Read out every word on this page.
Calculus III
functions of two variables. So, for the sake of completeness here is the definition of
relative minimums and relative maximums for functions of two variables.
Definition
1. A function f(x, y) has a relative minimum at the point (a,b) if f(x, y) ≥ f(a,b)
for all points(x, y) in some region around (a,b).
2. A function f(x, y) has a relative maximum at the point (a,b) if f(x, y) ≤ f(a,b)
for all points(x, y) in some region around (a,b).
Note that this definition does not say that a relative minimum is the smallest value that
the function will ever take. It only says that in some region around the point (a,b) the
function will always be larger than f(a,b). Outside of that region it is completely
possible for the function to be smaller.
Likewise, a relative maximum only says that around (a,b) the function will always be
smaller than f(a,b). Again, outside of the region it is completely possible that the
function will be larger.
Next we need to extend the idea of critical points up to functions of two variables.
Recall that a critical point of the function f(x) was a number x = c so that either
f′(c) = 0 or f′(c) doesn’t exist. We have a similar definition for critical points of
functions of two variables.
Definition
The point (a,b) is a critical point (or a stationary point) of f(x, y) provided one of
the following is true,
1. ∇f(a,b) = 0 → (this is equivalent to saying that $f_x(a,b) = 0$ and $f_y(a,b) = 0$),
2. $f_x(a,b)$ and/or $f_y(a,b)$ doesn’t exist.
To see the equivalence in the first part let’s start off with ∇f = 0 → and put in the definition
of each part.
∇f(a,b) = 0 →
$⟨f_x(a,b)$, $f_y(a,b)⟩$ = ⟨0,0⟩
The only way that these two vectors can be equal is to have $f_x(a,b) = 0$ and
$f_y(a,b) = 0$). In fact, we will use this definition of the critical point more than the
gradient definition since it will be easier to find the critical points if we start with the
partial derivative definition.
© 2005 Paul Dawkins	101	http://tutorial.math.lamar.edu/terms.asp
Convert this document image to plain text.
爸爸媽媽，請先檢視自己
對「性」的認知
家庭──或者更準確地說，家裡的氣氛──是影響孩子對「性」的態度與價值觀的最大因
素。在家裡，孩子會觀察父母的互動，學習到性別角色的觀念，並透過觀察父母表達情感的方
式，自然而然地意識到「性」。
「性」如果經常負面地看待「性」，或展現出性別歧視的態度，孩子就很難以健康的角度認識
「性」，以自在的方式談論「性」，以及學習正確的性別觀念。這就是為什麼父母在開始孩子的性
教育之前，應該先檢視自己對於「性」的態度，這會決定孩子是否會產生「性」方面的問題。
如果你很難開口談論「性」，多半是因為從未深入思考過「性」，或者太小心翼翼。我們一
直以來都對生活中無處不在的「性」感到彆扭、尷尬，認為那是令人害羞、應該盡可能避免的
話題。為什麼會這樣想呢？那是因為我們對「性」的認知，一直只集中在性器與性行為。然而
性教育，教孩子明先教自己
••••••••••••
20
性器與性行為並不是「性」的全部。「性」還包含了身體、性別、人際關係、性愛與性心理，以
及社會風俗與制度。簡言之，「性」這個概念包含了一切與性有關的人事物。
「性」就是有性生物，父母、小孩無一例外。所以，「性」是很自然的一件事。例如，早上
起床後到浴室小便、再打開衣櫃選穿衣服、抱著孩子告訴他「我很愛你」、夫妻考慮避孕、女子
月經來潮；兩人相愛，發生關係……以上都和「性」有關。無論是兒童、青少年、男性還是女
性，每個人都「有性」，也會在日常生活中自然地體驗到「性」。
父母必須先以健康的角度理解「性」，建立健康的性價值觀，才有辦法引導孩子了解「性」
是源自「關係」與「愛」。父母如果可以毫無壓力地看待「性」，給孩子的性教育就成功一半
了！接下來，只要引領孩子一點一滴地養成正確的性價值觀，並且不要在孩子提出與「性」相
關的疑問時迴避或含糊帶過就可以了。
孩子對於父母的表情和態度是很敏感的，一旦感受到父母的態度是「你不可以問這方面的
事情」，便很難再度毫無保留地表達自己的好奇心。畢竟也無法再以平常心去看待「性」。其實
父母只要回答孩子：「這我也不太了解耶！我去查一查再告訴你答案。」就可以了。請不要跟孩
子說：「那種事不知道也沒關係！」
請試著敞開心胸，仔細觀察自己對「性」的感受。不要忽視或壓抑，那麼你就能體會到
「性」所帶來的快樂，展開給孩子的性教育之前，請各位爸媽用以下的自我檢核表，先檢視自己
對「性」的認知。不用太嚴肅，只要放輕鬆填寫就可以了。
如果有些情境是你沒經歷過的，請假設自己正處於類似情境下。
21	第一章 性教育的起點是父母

What is needed
Extract all of the data above and output it character for character.

Output of the task
Read out every word on this page.
Calculus III
functions of two variables. So, for the sake of completeness here is the definition of
relative minimums and relative maximums for functions of two variables.
Definition
1. A function f(x, y) has a relative minimum at the point (a,b) if f(x, y) ≥ f(a,b)
for all points(x, y) in some region around (a,b).
2. A function f(x, y) has a relative maximum at the point (a,b) if f(x, y) ≤ f(a,b)
for all points(x, y) in some region around (a,b).
Note that this definition does not say that a relative minimum is the smallest value that
the function will ever take. It only says that in some region around the point (a,b) the
function will always be larger than f(a,b). Outside of that region it is completely
possible for the function to be smaller.
Likewise, a relative maximum only says that around (a,b) the function will always be
smaller than f(a,b). Again, outside of the region it is completely possible that the
function will be larger.
Next we need to extend the idea of critical points up to functions of two variables.
Recall that a critical point of the function f(x) was a number x = c so that either
f′(c) = 0 or f′(c) doesn’t exist. We have a similar definition for critical points of
functions of two variables.
Definition
The point (a,b) is a critical point (or a stationary point) of f(x, y) provided one of
the following is true,
1. ∇f(a,b) = 0 → (this is equivalent to saying that $f_x(a,b) = 0$ and $f_y(a,b) = 0$),
2. $f_x(a,b)$ and/or $f_y(a,b)$ doesn’t exist.
To see the equivalence in the first part let’s start off with ∇f = 0 → and put in the definition
of each part.
∇f(a,b) = 0 →
$⟨f_x(a,b)$, $f_y(a,b)⟩$ = ⟨0,0⟩
The only way that these two vectors can be equal is to have $f_x(a,b) = 0$ and
$f_y(a,b) = 0$). In fact, we will use this definition of the critical point more than the
gradient definition since it will be easier to find the critical points if we start with the
partial derivative definition.
© 2005 Paul Dawkins	101	http://tutorial.math.lamar.edu/terms.asp
Convert this document image to plain text.
爸爸媽媽，請先檢視自己
對「性」的認知
家庭──或者更準確地說，家裡的氣氛──是影響孩子對「性」的態度與價值觀的最大因
素。在家裡，孩子會觀察父母的互動，學習到性別角色的觀念，並透過觀察父母表達情感的方
式，自然而然地意識到「性」。
「性」如果經常負面地看待「性」，或展現出性別歧視的態度，孩子就很難以健康的角度認識
「性」，以自在的方式談論「性」，以及學習正確的性別觀念。這就是為什麼父母在開始孩子的性
教育之前，應該先檢視自己對於「性」的態度，這會決定孩子是否會產生「性」方面的問題。
如果你很難開口談論「性」，多半是因為從未深入思考過「性」，或者太小心翼翼。我們一
直以來都對生活中無處不在的「性」感到彆扭、尷尬，認為那是令人害羞、應該盡可能避免的
話題。為什麼會這樣想呢？那是因為我們對「性」的認知，一直只集中在性器與性行為。然而
性教育，教孩子明先教自己
••••••••••••
20
性器與性行為並不是「性」的全部。「性」還包含了身體、性別、人際關係、性愛與性心理，以
及社會風俗與制度。簡言之，「性」這個概念包含了一切與性有關的人事物。
「性」就是有性生物，父母、小孩無一例外。所以，「性」是很自然的一件事。例如，早上
起床後到浴室小便、再打開衣櫃選穿衣服、抱著孩子告訴他「我很愛你」、夫妻考慮避孕、女子
月經來潮；兩人相愛，發生關係……以上都和「性」有關。無論是兒童、青少年、男性還是女
性，每個人都「有性」，也會在日常生活中自然地體驗到「性」。
父母必須先以健康的角度理解「性」，建立健康的性價值觀，才有辦法引導孩子了解「性」
是源自「關係」與「愛」。父母如果可以毫無壓力地看待「性」，給孩子的性教育就成功一半
了！接下來，只要引領孩子一點一滴地養成正確的性價值觀，並且不要在孩子提出與「性」相
關的疑問時迴避或含糊帶過就可以了。
孩子對於父母的表情和態度是很敏感的，一旦感受到父母的態度是「你不可以問這方面的
事情」，便很難再度毫無保留地表達自己的好奇心。畢竟也無法再以平常心去看待「性」。其實
父母只要回答孩子：「這我也不太了解耶！我去查一查再告訴你答案。」就可以了。請不要跟孩
子說：「那種事不知道也沒關係！」
請試著敞開心胸，仔細觀察自己對「性」的感受。不要忽視或壓抑，那麼你就能體會到
「性」所帶來的快樂，展開給孩子的性教育之前，請各位爸媽用以下的自我檢核表，先檢視自己
對「性」的認知。不用太嚴肅，只要放輕鬆填寫就可以了。
如果有些情境是你沒經歷過的，請假設自己正處於類似情境下。
21	第一章 性教育的起點是父母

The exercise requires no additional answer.